> _Work to do_: Rewrite the column on Darva Conger, starting with "As if she heard" and going on through "played her part.", with "spectacle" replaced by "broadcast".

> _Text segment_:

● ● ● ●

MY MOTHER used to tell her four daughters that it was as easy to love a rich man as a poor one. Thanks to Darva Conger, another piece of homespun wisdom goes up in smoke.
The emergency room nurse who competed with 49 other women for the opportunity to marry a rich but complete stranger on national television no sooner got home from the honeymoon, if you could call it that, than she exercised her annulment option.
Conger signed up for "Who Wants to Marry a Multi-Millionaire?" on a lark, she says, never dreaming that Rick Rockwell would choose her. She was looking for a free trip to Las Vegas and found herself instead in the Monica Lewinsky section of tabloid purgatory, with a permanent stain on her marriage credentials.
As if she heard the question hurled at television screens across the country, she told ABC's Diane Sawyer, "I don't think I was thinking clearly."
Talk about cold feet. Conger said she freaked when Rockwell chose her and wanted to call a halt to the whole spectacle. But it takes a lot more nerve to do that in front of a nationwide television audience than it does in front of a handful of relatives, so Conger played her part.
Then, in the ultimate version of "the morning after the night before," the new Mrs. Rockwell wakes up to allegations that her groom may have struck a former girlfriend and threatened to kill her, and the honeymoon was way over.

● ● ● ●

(Collected data entries)
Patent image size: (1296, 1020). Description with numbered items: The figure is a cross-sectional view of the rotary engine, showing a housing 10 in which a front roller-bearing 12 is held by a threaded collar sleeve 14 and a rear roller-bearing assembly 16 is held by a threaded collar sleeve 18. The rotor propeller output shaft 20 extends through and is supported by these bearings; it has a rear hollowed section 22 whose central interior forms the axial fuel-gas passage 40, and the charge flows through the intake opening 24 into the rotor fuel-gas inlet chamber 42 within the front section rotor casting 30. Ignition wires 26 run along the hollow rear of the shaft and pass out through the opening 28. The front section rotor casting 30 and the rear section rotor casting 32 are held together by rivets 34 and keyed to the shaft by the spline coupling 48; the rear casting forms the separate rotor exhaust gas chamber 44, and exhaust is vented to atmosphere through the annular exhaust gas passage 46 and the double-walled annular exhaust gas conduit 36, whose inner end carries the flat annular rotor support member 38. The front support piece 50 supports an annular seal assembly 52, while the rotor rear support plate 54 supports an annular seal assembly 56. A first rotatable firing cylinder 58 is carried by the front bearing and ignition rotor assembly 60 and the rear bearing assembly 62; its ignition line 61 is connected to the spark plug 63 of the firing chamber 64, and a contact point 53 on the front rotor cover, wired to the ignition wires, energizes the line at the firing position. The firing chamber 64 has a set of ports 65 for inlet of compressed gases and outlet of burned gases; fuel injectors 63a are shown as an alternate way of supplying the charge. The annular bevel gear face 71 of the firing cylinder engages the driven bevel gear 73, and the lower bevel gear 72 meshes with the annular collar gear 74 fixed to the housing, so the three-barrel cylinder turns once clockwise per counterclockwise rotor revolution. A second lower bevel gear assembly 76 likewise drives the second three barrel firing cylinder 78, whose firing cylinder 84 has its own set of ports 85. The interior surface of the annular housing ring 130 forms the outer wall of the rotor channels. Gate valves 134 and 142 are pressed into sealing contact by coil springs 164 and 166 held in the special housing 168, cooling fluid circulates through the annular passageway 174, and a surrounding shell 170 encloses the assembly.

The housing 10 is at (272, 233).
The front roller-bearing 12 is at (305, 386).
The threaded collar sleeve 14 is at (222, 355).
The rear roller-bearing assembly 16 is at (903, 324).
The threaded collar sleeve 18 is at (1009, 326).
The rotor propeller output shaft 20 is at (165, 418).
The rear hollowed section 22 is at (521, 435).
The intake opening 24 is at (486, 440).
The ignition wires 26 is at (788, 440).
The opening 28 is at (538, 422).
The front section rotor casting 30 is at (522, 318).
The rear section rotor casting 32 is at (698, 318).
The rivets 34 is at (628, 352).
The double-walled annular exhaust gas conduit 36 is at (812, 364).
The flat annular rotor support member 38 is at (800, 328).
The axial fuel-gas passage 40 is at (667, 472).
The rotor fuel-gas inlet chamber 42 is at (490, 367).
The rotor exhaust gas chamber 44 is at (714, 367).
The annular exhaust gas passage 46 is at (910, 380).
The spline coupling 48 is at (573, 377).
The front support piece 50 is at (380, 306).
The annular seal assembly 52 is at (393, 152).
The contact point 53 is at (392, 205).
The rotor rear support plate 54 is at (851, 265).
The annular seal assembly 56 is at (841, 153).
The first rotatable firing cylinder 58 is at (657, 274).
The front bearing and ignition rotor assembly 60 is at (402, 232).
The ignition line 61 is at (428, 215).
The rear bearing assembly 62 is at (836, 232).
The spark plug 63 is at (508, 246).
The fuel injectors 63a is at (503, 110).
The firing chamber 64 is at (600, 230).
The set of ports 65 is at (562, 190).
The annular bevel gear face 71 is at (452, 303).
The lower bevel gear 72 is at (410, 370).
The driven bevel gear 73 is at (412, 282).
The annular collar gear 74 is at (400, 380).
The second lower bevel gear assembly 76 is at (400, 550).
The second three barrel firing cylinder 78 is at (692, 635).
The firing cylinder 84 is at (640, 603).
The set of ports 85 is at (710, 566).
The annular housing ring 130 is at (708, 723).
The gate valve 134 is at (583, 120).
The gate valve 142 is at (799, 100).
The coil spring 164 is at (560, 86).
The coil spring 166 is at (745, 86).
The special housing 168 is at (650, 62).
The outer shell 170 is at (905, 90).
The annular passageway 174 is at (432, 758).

● ● ● ●

> _Task answer_:
As if she heard the question hurled at television screens across the country, she told ABC's Diane Sawyer, "I don't think I was thinking clearly."
Talk about cold feet. Conger said she freaked when Rockwell chose her and wanted to call a halt to the whole broadcast. But it takes a lot more nerve to do that in front of a nationwide television audience than it does in front of a handful of relatives, so Conger played her part.